---- GIVEN INFORMATION

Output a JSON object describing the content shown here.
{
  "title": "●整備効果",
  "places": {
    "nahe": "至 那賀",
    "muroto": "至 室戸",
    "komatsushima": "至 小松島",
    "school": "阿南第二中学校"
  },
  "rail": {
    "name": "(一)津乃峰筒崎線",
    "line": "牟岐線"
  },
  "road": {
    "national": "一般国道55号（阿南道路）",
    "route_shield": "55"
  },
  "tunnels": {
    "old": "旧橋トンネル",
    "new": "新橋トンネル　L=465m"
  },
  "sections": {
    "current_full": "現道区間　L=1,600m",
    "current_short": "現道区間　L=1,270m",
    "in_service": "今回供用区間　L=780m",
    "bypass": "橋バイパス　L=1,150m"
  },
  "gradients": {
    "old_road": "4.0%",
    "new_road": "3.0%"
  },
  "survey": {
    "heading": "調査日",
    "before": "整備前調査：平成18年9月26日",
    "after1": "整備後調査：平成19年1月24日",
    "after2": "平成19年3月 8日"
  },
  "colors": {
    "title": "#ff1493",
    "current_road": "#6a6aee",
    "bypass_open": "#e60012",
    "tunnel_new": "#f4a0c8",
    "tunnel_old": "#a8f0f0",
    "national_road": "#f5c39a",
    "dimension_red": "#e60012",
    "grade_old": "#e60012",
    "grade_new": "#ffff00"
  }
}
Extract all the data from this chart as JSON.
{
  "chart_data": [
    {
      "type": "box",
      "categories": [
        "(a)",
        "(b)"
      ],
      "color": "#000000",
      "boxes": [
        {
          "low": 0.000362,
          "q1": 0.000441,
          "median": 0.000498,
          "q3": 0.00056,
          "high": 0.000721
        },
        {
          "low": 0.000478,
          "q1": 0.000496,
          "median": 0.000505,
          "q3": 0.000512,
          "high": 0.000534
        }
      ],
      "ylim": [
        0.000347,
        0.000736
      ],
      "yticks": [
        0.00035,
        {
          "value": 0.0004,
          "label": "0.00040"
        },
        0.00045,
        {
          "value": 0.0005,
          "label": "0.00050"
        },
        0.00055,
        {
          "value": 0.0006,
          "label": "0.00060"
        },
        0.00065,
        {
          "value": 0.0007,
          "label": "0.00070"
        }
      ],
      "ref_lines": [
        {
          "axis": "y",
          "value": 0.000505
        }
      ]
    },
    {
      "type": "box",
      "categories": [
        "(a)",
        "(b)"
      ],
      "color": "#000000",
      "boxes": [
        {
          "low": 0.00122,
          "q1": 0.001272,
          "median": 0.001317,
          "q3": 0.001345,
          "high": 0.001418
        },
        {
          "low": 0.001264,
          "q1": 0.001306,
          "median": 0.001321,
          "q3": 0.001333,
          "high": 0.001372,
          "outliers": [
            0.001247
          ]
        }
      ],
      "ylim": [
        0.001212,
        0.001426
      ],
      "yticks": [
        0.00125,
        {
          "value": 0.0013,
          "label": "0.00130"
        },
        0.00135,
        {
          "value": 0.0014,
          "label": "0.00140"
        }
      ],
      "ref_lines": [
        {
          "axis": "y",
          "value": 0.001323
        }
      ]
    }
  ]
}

--------

▸ WHAT IS REQUIRED
Retype every record above exactly as it appears.

▸ RESPONSE FOR THIS EXERCISE
Output a JSON object describing the content shown here.
{
  "title": "●整備効果",
  "places": {
    "nahe": "至 那賀",
    "muroto": "至 室戸",
    "komatsushima": "至 小松島",
    "school": "阿南第二中学校"
  },
  "rail": {
    "name": "(一)津乃峰筒崎線",
    "line": "牟岐線"
  },
  "road": {
    "national": "一般国道55号（阿南道路）",
    "route_shield": "55"
  },
  "tunnels": {
    "old": "旧橋トンネル",
    "new": "新橋トンネル　L=465m"
  },
  "sections": {
    "current_full": "現道区間　L=1,600m",
    "current_short": "現道区間　L=1,270m",
    "in_service": "今回供用区間　L=780m",
    "bypass": "橋バイパス　L=1,150m"
  },
  "gradients": {
    "old_road": "4.0%",
    "new_road": "3.0%"
  },
  "survey": {
    "heading": "調査日",
    "before": "整備前調査：平成18年9月26日",
    "after1": "整備後調査：平成19年1月24日",
    "after2": "平成19年3月 8日"
  },
  "colors": {
    "title": "#ff1493",
    "current_road": "#6a6aee",
    "bypass_open": "#e60012",
    "tunnel_new": "#f4a0c8",
    "tunnel_old": "#a8f0f0",
    "national_road": "#f5c39a",
    "dimension_red": "#e60012",
    "grade_old": "#e60012",
    "grade_new": "#ffff00"
  }
}
Extract all the data from this chart as JSON.
{
  "chart_data": [
    {
      "type": "box",
      "categories": [
        "(a)",
        "(b)"
      ],
      "color": "#000000",
      "boxes": [
        {
          "low": 0.000362,
          "q1": 0.000441,
          "median": 0.000498,
          "q3": 0.00056,
          "high": 0.000721
        },
        {
          "low": 0.000478,
          "q1": 0.000496,
          "median": 0.000505,
          "q3": 0.000512,
          "high": 0.000534
        }
      ],
      "ylim": [
        0.000347,
        0.000736
      ],
      "yticks": [
        0.00035,
        {
          "value": 0.0004,
          "label": "0.00040"
        },
        0.00045,
        {
          "value": 0.0005,
          "label": "0.00050"
        },
        0.00055,
        {
          "value": 0.0006,
          "label": "0.00060"
        },
        0.00065,
        {
          "value": 0.0007,
          "label": "0.00070"
        }
      ],
      "ref_lines": [
        {
          "axis": "y",
          "value": 0.000505
        }
      ]
    },
    {
      "type": "box",
      "categories": [
        "(a)",
        "(b)"
      ],
      "color": "#000000",
      "boxes": [
        {
          "low": 0.00122,
          "q1": 0.001272,
          "median": 0.001317,
          "q3": 0.001345,
          "high": 0.001418
        },
        {
          "low": 0.001264,
          "q1": 0.001306,
          "median": 0.001321,
          "q3": 0.001333,
          "high": 0.001372,
          "outliers": [
            0.001247
          ]
        }
      ],
      "ylim": [
        0.001212,
        0.001426
      ],
      "yticks": [
        0.00125,
        {
          "value": 0.0013,
          "label": "0.00130"
        },
        0.00135,
        {
          "value": 0.0014,
          "label": "0.00140"
        }
      ],
      "ref_lines": [
        {
          "axis": "y",
          "value": 0.001323
        }
      ]
    }
  ]
}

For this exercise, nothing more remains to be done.